* Start DATASET ROWS *

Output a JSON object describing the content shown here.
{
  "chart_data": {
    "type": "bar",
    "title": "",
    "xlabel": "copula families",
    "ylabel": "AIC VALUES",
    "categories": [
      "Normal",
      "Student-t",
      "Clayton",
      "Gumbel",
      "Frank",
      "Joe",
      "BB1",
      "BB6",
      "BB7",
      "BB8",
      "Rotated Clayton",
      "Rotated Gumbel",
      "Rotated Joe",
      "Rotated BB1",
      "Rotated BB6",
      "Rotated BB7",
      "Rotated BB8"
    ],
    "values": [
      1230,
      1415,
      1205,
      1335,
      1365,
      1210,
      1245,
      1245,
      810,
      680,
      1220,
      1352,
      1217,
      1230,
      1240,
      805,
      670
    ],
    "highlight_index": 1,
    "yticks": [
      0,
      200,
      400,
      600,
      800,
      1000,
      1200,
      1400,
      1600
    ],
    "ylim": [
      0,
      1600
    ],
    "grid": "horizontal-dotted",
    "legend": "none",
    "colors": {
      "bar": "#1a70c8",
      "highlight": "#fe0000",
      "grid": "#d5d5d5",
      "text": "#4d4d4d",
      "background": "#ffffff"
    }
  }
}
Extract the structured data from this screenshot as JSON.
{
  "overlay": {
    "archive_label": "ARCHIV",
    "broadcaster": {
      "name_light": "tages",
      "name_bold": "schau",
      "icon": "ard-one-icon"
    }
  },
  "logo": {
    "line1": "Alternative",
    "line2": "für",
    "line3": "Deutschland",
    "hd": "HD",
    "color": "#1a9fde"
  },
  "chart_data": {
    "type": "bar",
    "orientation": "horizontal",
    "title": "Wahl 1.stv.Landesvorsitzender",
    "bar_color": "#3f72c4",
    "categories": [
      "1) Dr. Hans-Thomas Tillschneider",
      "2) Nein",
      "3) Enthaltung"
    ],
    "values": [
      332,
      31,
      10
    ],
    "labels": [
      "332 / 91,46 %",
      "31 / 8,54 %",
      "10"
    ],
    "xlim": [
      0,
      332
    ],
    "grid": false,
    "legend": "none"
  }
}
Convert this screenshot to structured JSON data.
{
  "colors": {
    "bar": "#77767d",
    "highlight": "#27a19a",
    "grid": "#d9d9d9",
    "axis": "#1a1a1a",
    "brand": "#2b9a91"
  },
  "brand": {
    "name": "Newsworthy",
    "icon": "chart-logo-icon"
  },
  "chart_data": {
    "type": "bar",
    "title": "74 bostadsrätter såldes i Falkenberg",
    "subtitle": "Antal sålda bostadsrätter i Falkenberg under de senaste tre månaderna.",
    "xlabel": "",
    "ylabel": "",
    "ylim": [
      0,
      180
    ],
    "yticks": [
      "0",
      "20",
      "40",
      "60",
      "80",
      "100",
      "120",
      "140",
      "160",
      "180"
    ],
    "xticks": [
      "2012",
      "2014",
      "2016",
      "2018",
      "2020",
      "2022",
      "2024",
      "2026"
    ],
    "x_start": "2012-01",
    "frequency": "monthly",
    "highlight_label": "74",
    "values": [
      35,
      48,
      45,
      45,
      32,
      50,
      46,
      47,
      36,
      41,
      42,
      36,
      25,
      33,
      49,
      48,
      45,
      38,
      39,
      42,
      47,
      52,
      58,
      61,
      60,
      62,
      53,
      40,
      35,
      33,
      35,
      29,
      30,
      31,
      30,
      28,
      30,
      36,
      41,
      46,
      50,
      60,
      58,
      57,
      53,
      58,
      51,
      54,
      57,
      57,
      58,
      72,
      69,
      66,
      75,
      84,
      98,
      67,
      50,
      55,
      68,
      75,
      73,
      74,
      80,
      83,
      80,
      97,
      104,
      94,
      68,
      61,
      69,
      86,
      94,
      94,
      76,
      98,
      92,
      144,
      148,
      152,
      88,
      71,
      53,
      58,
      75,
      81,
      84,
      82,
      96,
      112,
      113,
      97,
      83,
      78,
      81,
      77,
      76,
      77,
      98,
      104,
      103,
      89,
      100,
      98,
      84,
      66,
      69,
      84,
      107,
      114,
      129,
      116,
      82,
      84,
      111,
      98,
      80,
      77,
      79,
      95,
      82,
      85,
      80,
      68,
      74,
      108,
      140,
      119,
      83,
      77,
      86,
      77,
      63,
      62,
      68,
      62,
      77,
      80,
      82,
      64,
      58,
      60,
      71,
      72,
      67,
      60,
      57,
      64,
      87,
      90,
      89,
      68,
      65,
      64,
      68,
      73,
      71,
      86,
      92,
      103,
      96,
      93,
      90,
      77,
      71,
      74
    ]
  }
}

* End DATASET ROWS *

--- TASK ---
Faithfully copy every entry, leaving nothing out.

--- EXPECTED OUTPUT ---
Output a JSON object describing the content shown here.
{
  "chart_data": {
    "type": "bar",
    "title": "",
    "xlabel": "copula families",
    "ylabel": "AIC VALUES",
    "categories": [
      "Normal",
      "Student-t",
      "Clayton",
      "Gumbel",
      "Frank",
      "Joe",
      "BB1",
      "BB6",
      "BB7",
      "BB8",
      "Rotated Clayton",
      "Rotated Gumbel",
      "Rotated Joe",
      "Rotated BB1",
      "Rotated BB6",
      "Rotated BB7",
      "Rotated BB8"
    ],
    "values": [
      1230,
      1415,
      1205,
      1335,
      1365,
      1210,
      1245,
      1245,
      810,
      680,
      1220,
      1352,
      1217,
      1230,
      1240,
      805,
      670
    ],
    "highlight_index": 1,
    "yticks": [
      0,
      200,
      400,
      600,
      800,
      1000,
      1200,
      1400,
      1600
    ],
    "ylim": [
      0,
      1600
    ],
    "grid": "horizontal-dotted",
    "legend": "none",
    "colors": {
      "bar": "#1a70c8",
      "highlight": "#fe0000",
      "grid": "#d5d5d5",
      "text": "#4d4d4d",
      "background": "#ffffff"
    }
  }
}
Extract the structured data from this screenshot as JSON.
{
  "overlay": {
    "archive_label": "ARCHIV",
    "broadcaster": {
      "name_light": "tages",
      "name_bold": "schau",
      "icon": "ard-one-icon"
    }
  },
  "logo": {
    "line1": "Alternative",
    "line2": "für",
    "line3": "Deutschland",
    "hd": "HD",
    "color": "#1a9fde"
  },
  "chart_data": {
    "type": "bar",
    "orientation": "horizontal",
    "title": "Wahl 1.stv.Landesvorsitzender",
    "bar_color": "#3f72c4",
    "categories": [
      "1) Dr. Hans-Thomas Tillschneider",
      "2) Nein",
      "3) Enthaltung"
    ],
    "values": [
      332,
      31,
      10
    ],
    "labels": [
      "332 / 91,46 %",
      "31 / 8,54 %",
      "10"
    ],
    "xlim": [
      0,
      332
    ],
    "grid": false,
    "legend": "none"
  }
}
Convert this screenshot to structured JSON data.
{
  "colors": {
    "bar": "#77767d",
    "highlight": "#27a19a",
    "grid": "#d9d9d9",
    "axis": "#1a1a1a",
    "brand": "#2b9a91"
  },
  "brand": {
    "name": "Newsworthy",
    "icon": "chart-logo-icon"
  },
  "chart_data": {
    "type": "bar",
    "title": "74 bostadsrätter såldes i Falkenberg",
    "subtitle": "Antal sålda bostadsrätter i Falkenberg under de senaste tre månaderna.",
    "xlabel": "",
    "ylabel": "",
    "ylim": [
      0,
      180
    ],
    "yticks": [
      "0",
      "20",
      "40",
      "60",
      "80",
      "100",
      "120",
      "140",
      "160",
      "180"
    ],
    "xticks": [
      "2012",
      "2014",
      "2016",
      "2018",
      "2020",
      "2022",
      "2024",
      "2026"
    ],
    "x_start": "2012-01",
    "frequency": "monthly",
    "highlight_label": "74",
    "values": [
      35,
      48,
      45,
      45,
      32,
      50,
      46,
      47,
      36,
      41,
      42,
      36,
      25,
      33,
      49,
      48,
      45,
      38,
      39,
      42,
      47,
      52,
      58,
      61,
      60,
      62,
      53,
      40,
      35,
      33,
      35,
      29,
      30,
      31,
      30,
      28,
      30,
      36,
      41,
      46,
      50,
      60,
      58,
      57,
      53,
      58,
      51,
      54,
      57,
      57,
      58,
      72,
      69,
      66,
      75,
      84,
      98,
      67,
      50,
      55,
      68,
      75,
      73,
      74,
      80,
      83,
      80,
      97,
      104,
      94,
      68,
      61,
      69,
      86,
      94,
      94,
      76,
      98,
      92,
      144,
      148,
      152,
      88,
      71,
      53,
      58,
      75,
      81,
      84,
      82,
      96,
      112,
      113,
      97,
      83,
      78,
      81,
      77,
      76,
      77,
      98,
      104,
      103,
      89,
      100,
      98,
      84,
      66,
      69,
      84,
      107,
      114,
      129,
      116,
      82,
      84,
      111,
      98,
      80,
      77,
      79,
      95,
      82,
      85,
      80,
      68,
      74,
      108,
      140,
      119,
      83,
      77,
      86,
      77,
      63,
      62,
      68,
      62,
      77,
      80,
      82,
      64,
      58,
      60,
      71,
      72,
      67,
      60,
      57,
      64,
      87,
      90,
      89,
      68,
      65,
      64,
      68,
      73,
      71,
      86,
      92,
      103,
      96,
      93,
      90,
      77,
      71,
      74
    ]
  }
}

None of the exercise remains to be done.